Do this: Print each of the lines below verbatim and in their original order, without adding, dropping, or altering any character.

Exercise materials:
§

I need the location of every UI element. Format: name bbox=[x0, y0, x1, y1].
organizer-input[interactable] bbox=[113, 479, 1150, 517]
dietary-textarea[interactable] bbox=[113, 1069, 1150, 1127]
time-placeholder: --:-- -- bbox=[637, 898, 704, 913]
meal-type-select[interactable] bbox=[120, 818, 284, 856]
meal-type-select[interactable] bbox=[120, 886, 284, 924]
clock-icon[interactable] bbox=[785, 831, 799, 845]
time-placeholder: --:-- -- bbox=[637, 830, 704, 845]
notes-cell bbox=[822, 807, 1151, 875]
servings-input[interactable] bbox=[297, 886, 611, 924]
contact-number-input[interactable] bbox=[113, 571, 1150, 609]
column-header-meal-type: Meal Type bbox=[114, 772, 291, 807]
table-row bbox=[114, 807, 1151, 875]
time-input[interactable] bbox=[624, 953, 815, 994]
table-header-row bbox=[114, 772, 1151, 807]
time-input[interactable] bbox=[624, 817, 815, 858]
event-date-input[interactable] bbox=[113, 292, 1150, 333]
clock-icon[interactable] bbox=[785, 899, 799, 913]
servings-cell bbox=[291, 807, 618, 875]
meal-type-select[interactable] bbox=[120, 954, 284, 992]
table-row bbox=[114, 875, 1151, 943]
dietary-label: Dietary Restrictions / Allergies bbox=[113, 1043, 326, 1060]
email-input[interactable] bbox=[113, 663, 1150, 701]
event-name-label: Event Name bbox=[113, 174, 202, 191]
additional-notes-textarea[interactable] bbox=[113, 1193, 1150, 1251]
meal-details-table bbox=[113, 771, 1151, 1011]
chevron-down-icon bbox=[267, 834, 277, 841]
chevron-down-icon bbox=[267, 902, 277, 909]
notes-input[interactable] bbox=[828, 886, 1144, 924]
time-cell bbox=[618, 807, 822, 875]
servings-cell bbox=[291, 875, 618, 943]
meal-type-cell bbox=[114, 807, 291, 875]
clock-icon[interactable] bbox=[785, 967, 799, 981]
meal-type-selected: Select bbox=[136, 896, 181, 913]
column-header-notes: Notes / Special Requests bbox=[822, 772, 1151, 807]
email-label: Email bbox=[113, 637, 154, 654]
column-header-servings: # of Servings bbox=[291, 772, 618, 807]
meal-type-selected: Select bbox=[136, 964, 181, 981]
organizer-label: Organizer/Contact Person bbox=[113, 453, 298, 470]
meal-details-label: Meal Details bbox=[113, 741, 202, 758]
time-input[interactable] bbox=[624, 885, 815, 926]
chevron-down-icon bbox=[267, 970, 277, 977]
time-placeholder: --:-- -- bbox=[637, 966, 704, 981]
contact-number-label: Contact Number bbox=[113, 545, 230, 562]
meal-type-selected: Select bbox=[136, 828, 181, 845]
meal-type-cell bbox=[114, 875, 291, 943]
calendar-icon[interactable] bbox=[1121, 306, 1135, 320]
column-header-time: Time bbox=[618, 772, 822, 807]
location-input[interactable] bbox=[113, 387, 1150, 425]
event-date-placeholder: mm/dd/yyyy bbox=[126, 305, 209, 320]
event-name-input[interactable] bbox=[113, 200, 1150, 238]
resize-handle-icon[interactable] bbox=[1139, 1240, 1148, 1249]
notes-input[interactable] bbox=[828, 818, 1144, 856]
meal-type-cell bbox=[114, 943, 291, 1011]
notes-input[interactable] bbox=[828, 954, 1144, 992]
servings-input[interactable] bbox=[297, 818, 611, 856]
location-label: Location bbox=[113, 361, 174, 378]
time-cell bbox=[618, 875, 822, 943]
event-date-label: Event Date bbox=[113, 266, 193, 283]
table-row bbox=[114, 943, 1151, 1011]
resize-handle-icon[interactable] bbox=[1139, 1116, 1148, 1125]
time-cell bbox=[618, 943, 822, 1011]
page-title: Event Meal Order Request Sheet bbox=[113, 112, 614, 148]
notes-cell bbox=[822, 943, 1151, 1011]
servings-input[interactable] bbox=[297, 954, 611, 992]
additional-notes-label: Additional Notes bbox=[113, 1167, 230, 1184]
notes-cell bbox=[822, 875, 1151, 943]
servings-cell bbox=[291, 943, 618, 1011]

§

Answer to the exercise:
I need the location of every UI element. Format: name bbox=[x0, y0, x1, y1].
organizer-input[interactable] bbox=[113, 479, 1150, 517]
dietary-textarea[interactable] bbox=[113, 1069, 1150, 1127]
time-placeholder: --:-- -- bbox=[637, 898, 704, 913]
meal-type-select[interactable] bbox=[120, 818, 284, 856]
meal-type-select[interactable] bbox=[120, 886, 284, 924]
clock-icon[interactable] bbox=[785, 831, 799, 845]
time-placeholder: --:-- -- bbox=[637, 830, 704, 845]
notes-cell bbox=[822, 807, 1151, 875]
servings-input[interactable] bbox=[297, 886, 611, 924]
contact-number-input[interactable] bbox=[113, 571, 1150, 609]
column-header-meal-type: Meal Type bbox=[114, 772, 291, 807]
table-row bbox=[114, 807, 1151, 875]
time-input[interactable] bbox=[624, 953, 815, 994]
table-header-row bbox=[114, 772, 1151, 807]
time-input[interactable] bbox=[624, 817, 815, 858]
event-date-input[interactable] bbox=[113, 292, 1150, 333]
clock-icon[interactable] bbox=[785, 899, 799, 913]
servings-cell bbox=[291, 807, 618, 875]
meal-type-select[interactable] bbox=[120, 954, 284, 992]
table-row bbox=[114, 875, 1151, 943]
dietary-label: Dietary Restrictions / Allergies bbox=[113, 1043, 326, 1060]
email-input[interactable] bbox=[113, 663, 1150, 701]
event-name-label: Event Name bbox=[113, 174, 202, 191]
additional-notes-textarea[interactable] bbox=[113, 1193, 1150, 1251]
meal-details-table bbox=[113, 771, 1151, 1011]
chevron-down-icon bbox=[267, 834, 277, 841]
chevron-down-icon bbox=[267, 902, 277, 909]
notes-input[interactable] bbox=[828, 886, 1144, 924]
time-cell bbox=[618, 807, 822, 875]
servings-cell bbox=[291, 875, 618, 943]
meal-type-cell bbox=[114, 807, 291, 875]
clock-icon[interactable] bbox=[785, 967, 799, 981]
meal-type-selected: Select bbox=[136, 896, 181, 913]
column-header-notes: Notes / Special Requests bbox=[822, 772, 1151, 807]
email-label: Email bbox=[113, 637, 154, 654]
column-header-servings: # of Servings bbox=[291, 772, 618, 807]
meal-type-selected: Select bbox=[136, 964, 181, 981]
organizer-label: Organizer/Contact Person bbox=[113, 453, 298, 470]
meal-details-label: Meal Details bbox=[113, 741, 202, 758]
time-input[interactable] bbox=[624, 885, 815, 926]
chevron-down-icon bbox=[267, 970, 277, 977]
time-placeholder: --:-- -- bbox=[637, 966, 704, 981]
contact-number-label: Contact Number bbox=[113, 545, 230, 562]
meal-type-selected: Select bbox=[136, 828, 181, 845]
meal-type-cell bbox=[114, 875, 291, 943]
calendar-icon[interactable] bbox=[1121, 306, 1135, 320]
column-header-time: Time bbox=[618, 772, 822, 807]
location-input[interactable] bbox=[113, 387, 1150, 425]
event-date-placeholder: mm/dd/yyyy bbox=[126, 305, 209, 320]
event-name-input[interactable] bbox=[113, 200, 1150, 238]
resize-handle-icon[interactable] bbox=[1139, 1240, 1148, 1249]
notes-input[interactable] bbox=[828, 818, 1144, 856]
meal-type-cell bbox=[114, 943, 291, 1011]
notes-input[interactable] bbox=[828, 954, 1144, 992]
servings-input[interactable] bbox=[297, 818, 611, 856]
location-label: Location bbox=[113, 361, 174, 378]
time-cell bbox=[618, 875, 822, 943]
event-date-label: Event Date bbox=[113, 266, 193, 283]
table-row bbox=[114, 943, 1151, 1011]
resize-handle-icon[interactable] bbox=[1139, 1116, 1148, 1125]
time-cell bbox=[618, 943, 822, 1011]
page-title: Event Meal Order Request Sheet bbox=[113, 112, 614, 148]
notes-cell bbox=[822, 943, 1151, 1011]
servings-input[interactable] bbox=[297, 954, 611, 992]
additional-notes-label: Additional Notes bbox=[113, 1167, 230, 1184]
notes-cell bbox=[822, 875, 1151, 943]
servings-cell bbox=[291, 943, 618, 1011]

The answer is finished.